## 作業内容
A - ITとDXの違いに関する文章のうち、「Aさんはアプリにデータを入力しただけで、それを見返すことがなかった。」から「とがDX化ということである。」までをすべて書き写してください。
B - ITとDXの違いに関する文章にある次の一文を英語に訳してください:「要するに、アプリを入れるまでは同じであったが、データを活用したかどうかが異なっていた。」
C - ITとDXの違いに関する文章で、DXの定義はどの文書から引かれていますか。

## 対象文章
★ ★ ★ ★ ★ ★ ★
タイトル:超DX仕事術
著 者 :相馬 正伸
出版社 :サンマーク出版
発行日 :2022年6月10日
ITとDXの違い
新型コロナウイルスの影響でテレワークが主体となり、家から一歩も出ない日が続き、運動不足で体重が増えてしまったAさんとBさん。
焦った二人は、食事のデータを記録するアプリを使って効率的にダイエットをすることを決意した。
二人とも毎食のデータを欠かさずにアプリに入力していたにもかかわらず、Aさんの体重に変化はなく、Bさんは見事ダイエットに成功。
このダイエットの結果を分けたこと、それはデータ入力後の行動であった。
Aさんはアプリにデータを入力しただけで、それを見返すことがなかった。
一方でBさんは、入力したデータを元に栄養管理を徹底し、カロリーオーバーであれば運動をしたり、食事量を減らしたりと、データに基づいて創意工夫をしていた。
要するに、アプリを入れるまでは同じであったが、データを活用したかどうかが異なっていた。
この例では、ダイエットアプリを導入することがIT化、それにデータを活用して改善し、その後太らない体質まで変えることがDX化ということである。
DXの定義
経済産業省の「DX推進ガイドライン」では、DXは次のように定義されている。
「企業がビジネス環境の激しい変化に対応し、データとデジタル技術を活用して、顧客や社会のニーズを基に、製品やサービス、ビジネスモデルを変革するとともに、業務そのものや、組織、プロセス、企業文化・風土を変革し、競争上の優位性を確立すること」
★ ★ ★ ★ ★ ★ ★
## 提示資料
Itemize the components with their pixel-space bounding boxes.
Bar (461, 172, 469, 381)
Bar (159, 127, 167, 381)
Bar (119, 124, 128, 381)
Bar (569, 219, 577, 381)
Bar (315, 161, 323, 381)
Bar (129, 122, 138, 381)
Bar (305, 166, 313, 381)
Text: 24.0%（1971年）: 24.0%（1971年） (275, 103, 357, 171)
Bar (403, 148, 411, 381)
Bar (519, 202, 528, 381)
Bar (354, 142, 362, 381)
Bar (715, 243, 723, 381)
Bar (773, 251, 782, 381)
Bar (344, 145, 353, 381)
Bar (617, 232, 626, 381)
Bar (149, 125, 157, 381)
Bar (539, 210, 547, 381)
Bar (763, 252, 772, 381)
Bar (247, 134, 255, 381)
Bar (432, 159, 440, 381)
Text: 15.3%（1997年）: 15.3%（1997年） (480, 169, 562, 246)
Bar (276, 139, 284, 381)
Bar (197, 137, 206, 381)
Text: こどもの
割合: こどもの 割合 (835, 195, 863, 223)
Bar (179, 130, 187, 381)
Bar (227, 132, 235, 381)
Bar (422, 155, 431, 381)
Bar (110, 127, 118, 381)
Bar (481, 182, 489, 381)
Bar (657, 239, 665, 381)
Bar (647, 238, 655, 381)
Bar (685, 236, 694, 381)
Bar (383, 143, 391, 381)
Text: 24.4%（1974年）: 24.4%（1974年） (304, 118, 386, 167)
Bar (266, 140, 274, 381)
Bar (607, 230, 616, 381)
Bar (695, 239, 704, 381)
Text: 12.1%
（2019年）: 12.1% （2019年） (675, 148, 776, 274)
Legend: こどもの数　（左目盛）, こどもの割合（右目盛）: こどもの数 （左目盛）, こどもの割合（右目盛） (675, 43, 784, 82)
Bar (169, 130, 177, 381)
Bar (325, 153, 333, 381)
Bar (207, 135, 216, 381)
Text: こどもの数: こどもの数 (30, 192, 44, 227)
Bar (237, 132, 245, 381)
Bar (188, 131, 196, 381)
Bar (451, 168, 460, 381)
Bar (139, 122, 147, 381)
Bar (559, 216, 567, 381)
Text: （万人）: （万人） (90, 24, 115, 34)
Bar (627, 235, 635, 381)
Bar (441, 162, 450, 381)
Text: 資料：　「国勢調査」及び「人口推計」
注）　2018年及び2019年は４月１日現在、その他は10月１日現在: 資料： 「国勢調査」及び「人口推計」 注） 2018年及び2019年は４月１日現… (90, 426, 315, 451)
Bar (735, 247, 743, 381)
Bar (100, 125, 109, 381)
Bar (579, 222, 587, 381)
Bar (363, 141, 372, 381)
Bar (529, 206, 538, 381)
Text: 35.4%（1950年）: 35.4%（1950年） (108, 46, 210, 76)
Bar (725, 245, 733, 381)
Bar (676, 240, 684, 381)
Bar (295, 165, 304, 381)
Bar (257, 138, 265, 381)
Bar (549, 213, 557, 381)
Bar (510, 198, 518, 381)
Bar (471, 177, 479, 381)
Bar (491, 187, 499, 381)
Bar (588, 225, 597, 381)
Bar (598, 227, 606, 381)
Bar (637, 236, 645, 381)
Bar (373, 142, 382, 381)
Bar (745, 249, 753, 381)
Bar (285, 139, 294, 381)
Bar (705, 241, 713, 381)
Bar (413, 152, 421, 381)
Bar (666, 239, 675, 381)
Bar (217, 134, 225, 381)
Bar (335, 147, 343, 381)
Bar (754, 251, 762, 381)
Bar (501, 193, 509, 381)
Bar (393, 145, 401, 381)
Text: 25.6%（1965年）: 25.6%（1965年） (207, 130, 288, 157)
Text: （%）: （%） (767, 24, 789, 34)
★ ★ ★ ★ ★ ★ ★
## 記述回答
A -
Aさんはアプリにデータを入力しただけで、それを見返すことがなかった。
一方でBさんは、入力したデータを元に栄養管理を徹底し、カロリーオーバーであれば運動をしたり、食事量を減らしたりと、データに基づいて創意工夫をしていた。
要するに、アプリを入れるまでは同じであったが、データを活用したかどうかが異なっていた。
この例では、ダイエットアプリを導入することがIT化、それにデータを活用して改善し、その後太らない体質まで変えることがDX化ということである。

B - In short, things were the same up to installing the app, but they differed in whether or not they made use of the data.

C - 経済産業省の「DX推進ガイドライン」です。